The records that follow must be reproduced in full, exactly as written.

Dataset excerpt
────────

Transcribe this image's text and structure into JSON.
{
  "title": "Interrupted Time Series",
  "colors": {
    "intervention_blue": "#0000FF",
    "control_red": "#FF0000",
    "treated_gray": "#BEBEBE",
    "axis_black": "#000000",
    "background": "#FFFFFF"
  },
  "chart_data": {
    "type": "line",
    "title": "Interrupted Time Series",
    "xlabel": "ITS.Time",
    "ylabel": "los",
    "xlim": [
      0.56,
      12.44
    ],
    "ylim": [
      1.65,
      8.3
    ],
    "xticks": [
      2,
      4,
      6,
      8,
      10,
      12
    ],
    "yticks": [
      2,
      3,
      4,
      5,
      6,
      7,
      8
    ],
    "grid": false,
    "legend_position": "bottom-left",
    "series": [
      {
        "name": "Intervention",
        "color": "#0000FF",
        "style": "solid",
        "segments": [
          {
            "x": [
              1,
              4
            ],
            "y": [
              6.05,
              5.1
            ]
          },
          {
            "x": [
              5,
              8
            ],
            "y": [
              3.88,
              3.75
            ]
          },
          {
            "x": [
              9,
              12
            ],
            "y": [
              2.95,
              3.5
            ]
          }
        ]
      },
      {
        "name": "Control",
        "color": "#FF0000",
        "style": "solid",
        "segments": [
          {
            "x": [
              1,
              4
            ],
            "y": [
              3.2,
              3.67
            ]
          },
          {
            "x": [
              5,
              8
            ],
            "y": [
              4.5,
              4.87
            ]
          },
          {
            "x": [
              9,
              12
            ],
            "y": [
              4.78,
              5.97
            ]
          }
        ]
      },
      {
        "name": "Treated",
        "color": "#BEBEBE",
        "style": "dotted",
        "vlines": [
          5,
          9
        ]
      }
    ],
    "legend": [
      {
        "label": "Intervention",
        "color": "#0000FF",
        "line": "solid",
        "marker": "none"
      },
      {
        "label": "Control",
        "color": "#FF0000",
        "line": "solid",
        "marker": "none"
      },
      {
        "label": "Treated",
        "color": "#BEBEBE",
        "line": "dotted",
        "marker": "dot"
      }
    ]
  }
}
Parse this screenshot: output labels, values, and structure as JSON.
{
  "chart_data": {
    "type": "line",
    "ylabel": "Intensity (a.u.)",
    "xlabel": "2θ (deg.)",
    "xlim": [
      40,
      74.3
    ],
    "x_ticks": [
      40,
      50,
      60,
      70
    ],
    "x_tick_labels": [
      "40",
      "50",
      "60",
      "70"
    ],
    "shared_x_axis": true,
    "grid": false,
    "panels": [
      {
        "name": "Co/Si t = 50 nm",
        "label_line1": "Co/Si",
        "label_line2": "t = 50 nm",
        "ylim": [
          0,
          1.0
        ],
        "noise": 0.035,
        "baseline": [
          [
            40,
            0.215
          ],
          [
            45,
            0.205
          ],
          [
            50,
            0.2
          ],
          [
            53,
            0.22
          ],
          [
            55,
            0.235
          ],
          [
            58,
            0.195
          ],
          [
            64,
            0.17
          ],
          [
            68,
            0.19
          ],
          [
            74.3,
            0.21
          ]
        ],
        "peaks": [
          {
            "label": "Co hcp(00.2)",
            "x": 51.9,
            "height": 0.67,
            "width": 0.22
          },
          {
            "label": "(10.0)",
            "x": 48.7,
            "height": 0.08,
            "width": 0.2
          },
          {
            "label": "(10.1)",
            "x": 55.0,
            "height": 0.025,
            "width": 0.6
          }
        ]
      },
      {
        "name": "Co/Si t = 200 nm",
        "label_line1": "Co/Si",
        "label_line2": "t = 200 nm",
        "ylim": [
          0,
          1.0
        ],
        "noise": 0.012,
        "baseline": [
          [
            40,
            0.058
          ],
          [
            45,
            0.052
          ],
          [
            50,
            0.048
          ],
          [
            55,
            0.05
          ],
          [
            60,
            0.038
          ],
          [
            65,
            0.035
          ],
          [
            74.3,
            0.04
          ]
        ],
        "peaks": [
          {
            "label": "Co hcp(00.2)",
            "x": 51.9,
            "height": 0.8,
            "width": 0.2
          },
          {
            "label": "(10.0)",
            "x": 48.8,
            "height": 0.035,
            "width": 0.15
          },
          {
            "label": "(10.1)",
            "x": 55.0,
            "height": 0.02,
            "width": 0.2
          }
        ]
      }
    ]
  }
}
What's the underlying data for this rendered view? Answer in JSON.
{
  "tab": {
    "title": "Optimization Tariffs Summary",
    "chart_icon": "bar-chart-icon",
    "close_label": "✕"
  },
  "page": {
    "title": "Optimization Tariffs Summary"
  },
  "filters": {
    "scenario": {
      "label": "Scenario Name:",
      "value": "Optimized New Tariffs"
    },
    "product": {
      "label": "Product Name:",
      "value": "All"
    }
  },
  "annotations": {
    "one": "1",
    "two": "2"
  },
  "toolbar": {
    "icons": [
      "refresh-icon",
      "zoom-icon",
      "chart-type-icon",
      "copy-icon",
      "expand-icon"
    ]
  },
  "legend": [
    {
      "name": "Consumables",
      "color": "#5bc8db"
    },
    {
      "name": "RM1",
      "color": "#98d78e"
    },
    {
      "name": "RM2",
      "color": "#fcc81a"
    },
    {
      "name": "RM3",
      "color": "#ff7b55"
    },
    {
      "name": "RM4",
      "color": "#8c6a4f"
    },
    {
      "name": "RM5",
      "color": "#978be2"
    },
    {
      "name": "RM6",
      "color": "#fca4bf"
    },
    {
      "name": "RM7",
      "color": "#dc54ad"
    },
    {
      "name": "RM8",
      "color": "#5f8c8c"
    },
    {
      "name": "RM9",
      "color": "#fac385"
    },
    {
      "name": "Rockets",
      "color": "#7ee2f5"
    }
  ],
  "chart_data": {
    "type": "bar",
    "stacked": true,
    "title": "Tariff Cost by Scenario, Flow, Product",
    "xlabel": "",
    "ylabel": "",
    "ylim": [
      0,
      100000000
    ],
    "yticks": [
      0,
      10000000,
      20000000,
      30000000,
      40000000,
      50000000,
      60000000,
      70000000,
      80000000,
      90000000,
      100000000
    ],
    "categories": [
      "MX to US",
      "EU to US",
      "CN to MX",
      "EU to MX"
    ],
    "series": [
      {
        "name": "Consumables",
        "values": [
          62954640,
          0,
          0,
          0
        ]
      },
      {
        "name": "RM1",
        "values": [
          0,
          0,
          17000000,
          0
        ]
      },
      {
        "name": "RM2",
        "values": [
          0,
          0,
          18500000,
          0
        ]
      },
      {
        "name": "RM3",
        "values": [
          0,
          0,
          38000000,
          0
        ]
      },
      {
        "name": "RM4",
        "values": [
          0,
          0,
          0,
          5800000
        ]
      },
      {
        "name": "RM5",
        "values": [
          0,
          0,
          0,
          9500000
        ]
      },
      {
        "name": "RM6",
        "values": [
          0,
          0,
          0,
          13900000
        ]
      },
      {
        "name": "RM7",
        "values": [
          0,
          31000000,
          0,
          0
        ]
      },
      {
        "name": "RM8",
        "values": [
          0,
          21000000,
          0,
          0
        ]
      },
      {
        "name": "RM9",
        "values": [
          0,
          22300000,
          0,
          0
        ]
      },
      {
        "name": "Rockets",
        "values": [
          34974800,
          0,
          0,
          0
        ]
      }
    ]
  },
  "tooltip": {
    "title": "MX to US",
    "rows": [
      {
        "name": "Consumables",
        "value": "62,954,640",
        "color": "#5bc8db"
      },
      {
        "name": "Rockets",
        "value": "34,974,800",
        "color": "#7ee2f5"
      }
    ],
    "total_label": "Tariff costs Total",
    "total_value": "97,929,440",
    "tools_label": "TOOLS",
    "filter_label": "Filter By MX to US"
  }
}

────────

Reply →
Transcribe this image's text and structure into JSON.
{
  "title": "Interrupted Time Series",
  "colors": {
    "intervention_blue": "#0000FF",
    "control_red": "#FF0000",
    "treated_gray": "#BEBEBE",
    "axis_black": "#000000",
    "background": "#FFFFFF"
  },
  "chart_data": {
    "type": "line",
    "title": "Interrupted Time Series",
    "xlabel": "ITS.Time",
    "ylabel": "los",
    "xlim": [
      0.56,
      12.44
    ],
    "ylim": [
      1.65,
      8.3
    ],
    "xticks": [
      2,
      4,
      6,
      8,
      10,
      12
    ],
    "yticks": [
      2,
      3,
      4,
      5,
      6,
      7,
      8
    ],
    "grid": false,
    "legend_position": "bottom-left",
    "series": [
      {
        "name": "Intervention",
        "color": "#0000FF",
        "style": "solid",
        "segments": [
          {
            "x": [
              1,
              4
            ],
            "y": [
              6.05,
              5.1
            ]
          },
          {
            "x": [
              5,
              8
            ],
            "y": [
              3.88,
              3.75
            ]
          },
          {
            "x": [
              9,
              12
            ],
            "y": [
              2.95,
              3.5
            ]
          }
        ]
      },
      {
        "name": "Control",
        "color": "#FF0000",
        "style": "solid",
        "segments": [
          {
            "x": [
              1,
              4
            ],
            "y": [
              3.2,
              3.67
            ]
          },
          {
            "x": [
              5,
              8
            ],
            "y": [
              4.5,
              4.87
            ]
          },
          {
            "x": [
              9,
              12
            ],
            "y": [
              4.78,
              5.97
            ]
          }
        ]
      },
      {
        "name": "Treated",
        "color": "#BEBEBE",
        "style": "dotted",
        "vlines": [
          5,
          9
        ]
      }
    ],
    "legend": [
      {
        "label": "Intervention",
        "color": "#0000FF",
        "line": "solid",
        "marker": "none"
      },
      {
        "label": "Control",
        "color": "#FF0000",
        "line": "solid",
        "marker": "none"
      },
      {
        "label": "Treated",
        "color": "#BEBEBE",
        "line": "dotted",
        "marker": "dot"
      }
    ]
  }
}
Parse this screenshot: output labels, values, and structure as JSON.
{
  "chart_data": {
    "type": "line",
    "ylabel": "Intensity (a.u.)",
    "xlabel": "2θ (deg.)",
    "xlim": [
      40,
      74.3
    ],
    "x_ticks": [
      40,
      50,
      60,
      70
    ],
    "x_tick_labels": [
      "40",
      "50",
      "60",
      "70"
    ],
    "shared_x_axis": true,
    "grid": false,
    "panels": [
      {
        "name": "Co/Si t = 50 nm",
        "label_line1": "Co/Si",
        "label_line2": "t = 50 nm",
        "ylim": [
          0,
          1.0
        ],
        "noise": 0.035,
        "baseline": [
          [
            40,
            0.215
          ],
          [
            45,
            0.205
          ],
          [
            50,
            0.2
          ],
          [
            53,
            0.22
          ],
          [
            55,
            0.235
          ],
          [
            58,
            0.195
          ],
          [
            64,
            0.17
          ],
          [
            68,
            0.19
          ],
          [
            74.3,
            0.21
          ]
        ],
        "peaks": [
          {
            "label": "Co hcp(00.2)",
            "x": 51.9,
            "height": 0.67,
            "width": 0.22
          },
          {
            "label": "(10.0)",
            "x": 48.7,
            "height": 0.08,
            "width": 0.2
          },
          {
            "label": "(10.1)",
            "x": 55.0,
            "height": 0.025,
            "width": 0.6
          }
        ]
      },
      {
        "name": "Co/Si t = 200 nm",
        "label_line1": "Co/Si",
        "label_line2": "t = 200 nm",
        "ylim": [
          0,
          1.0
        ],
        "noise": 0.012,
        "baseline": [
          [
            40,
            0.058
          ],
          [
            45,
            0.052
          ],
          [
            50,
            0.048
          ],
          [
            55,
            0.05
          ],
          [
            60,
            0.038
          ],
          [
            65,
            0.035
          ],
          [
            74.3,
            0.04
          ]
        ],
        "peaks": [
          {
            "label": "Co hcp(00.2)",
            "x": 51.9,
            "height": 0.8,
            "width": 0.2
          },
          {
            "label": "(10.0)",
            "x": 48.8,
            "height": 0.035,
            "width": 0.15
          },
          {
            "label": "(10.1)",
            "x": 55.0,
            "height": 0.02,
            "width": 0.2
          }
        ]
      }
    ]
  }
}
What's the underlying data for this rendered view? Answer in JSON.
{
  "tab": {
    "title": "Optimization Tariffs Summary",
    "chart_icon": "bar-chart-icon",
    "close_label": "✕"
  },
  "page": {
    "title": "Optimization Tariffs Summary"
  },
  "filters": {
    "scenario": {
      "label": "Scenario Name:",
      "value": "Optimized New Tariffs"
    },
    "product": {
      "label": "Product Name:",
      "value": "All"
    }
  },
  "annotations": {
    "one": "1",
    "two": "2"
  },
  "toolbar": {
    "icons": [
      "refresh-icon",
      "zoom-icon",
      "chart-type-icon",
      "copy-icon",
      "expand-icon"
    ]
  },
  "legend": [
    {
      "name": "Consumables",
      "color": "#5bc8db"
    },
    {
      "name": "RM1",
      "color": "#98d78e"
    },
    {
      "name": "RM2",
      "color": "#fcc81a"
    },
    {
      "name": "RM3",
      "color": "#ff7b55"
    },
    {
      "name": "RM4",
      "color": "#8c6a4f"
    },
    {
      "name": "RM5",
      "color": "#978be2"
    },
    {
      "name": "RM6",
      "color": "#fca4bf"
    },
    {
      "name": "RM7",
      "color": "#dc54ad"
    },
    {
      "name": "RM8",
      "color": "#5f8c8c"
    },
    {
      "name": "RM9",
      "color": "#fac385"
    },
    {
      "name": "Rockets",
      "color": "#7ee2f5"
    }
  ],
  "chart_data": {
    "type": "bar",
    "stacked": true,
    "title": "Tariff Cost by Scenario, Flow, Product",
    "xlabel": "",
    "ylabel": "",
    "ylim": [
      0,
      100000000
    ],
    "yticks": [
      0,
      10000000,
      20000000,
      30000000,
      40000000,
      50000000,
      60000000,
      70000000,
      80000000,
      90000000,
      100000000
    ],
    "categories": [
      "MX to US",
      "EU to US",
      "CN to MX",
      "EU to MX"
    ],
    "series": [
      {
        "name": "Consumables",
        "values": [
          62954640,
          0,
          0,
          0
        ]
      },
      {
        "name": "RM1",
        "values": [
          0,
          0,
          17000000,
          0
        ]
      },
      {
        "name": "RM2",
        "values": [
          0,
          0,
          18500000,
          0
        ]
      },
      {
        "name": "RM3",
        "values": [
          0,
          0,
          38000000,
          0
        ]
      },
      {
        "name": "RM4",
        "values": [
          0,
          0,
          0,
          5800000
        ]
      },
      {
        "name": "RM5",
        "values": [
          0,
          0,
          0,
          9500000
        ]
      },
      {
        "name": "RM6",
        "values": [
          0,
          0,
          0,
          13900000
        ]
      },
      {
        "name": "RM7",
        "values": [
          0,
          31000000,
          0,
          0
        ]
      },
      {
        "name": "RM8",
        "values": [
          0,
          21000000,
          0,
          0
        ]
      },
      {
        "name": "RM9",
        "values": [
          0,
          22300000,
          0,
          0
        ]
      },
      {
        "name": "Rockets",
        "values": [
          34974800,
          0,
          0,
          0
        ]
      }
    ]
  },
  "tooltip": {
    "title": "MX to US",
    "rows": [
      {
        "name": "Consumables",
        "value": "62,954,640",
        "color": "#5bc8db"
      },
      {
        "name": "Rockets",
        "value": "34,974,800",
        "color": "#7ee2f5"
      }
    ],
    "total_label": "Tariff costs Total",
    "total_value": "97,929,440",
    "tools_label": "TOOLS",
    "filter_label": "Filter By MX to US"
  }
}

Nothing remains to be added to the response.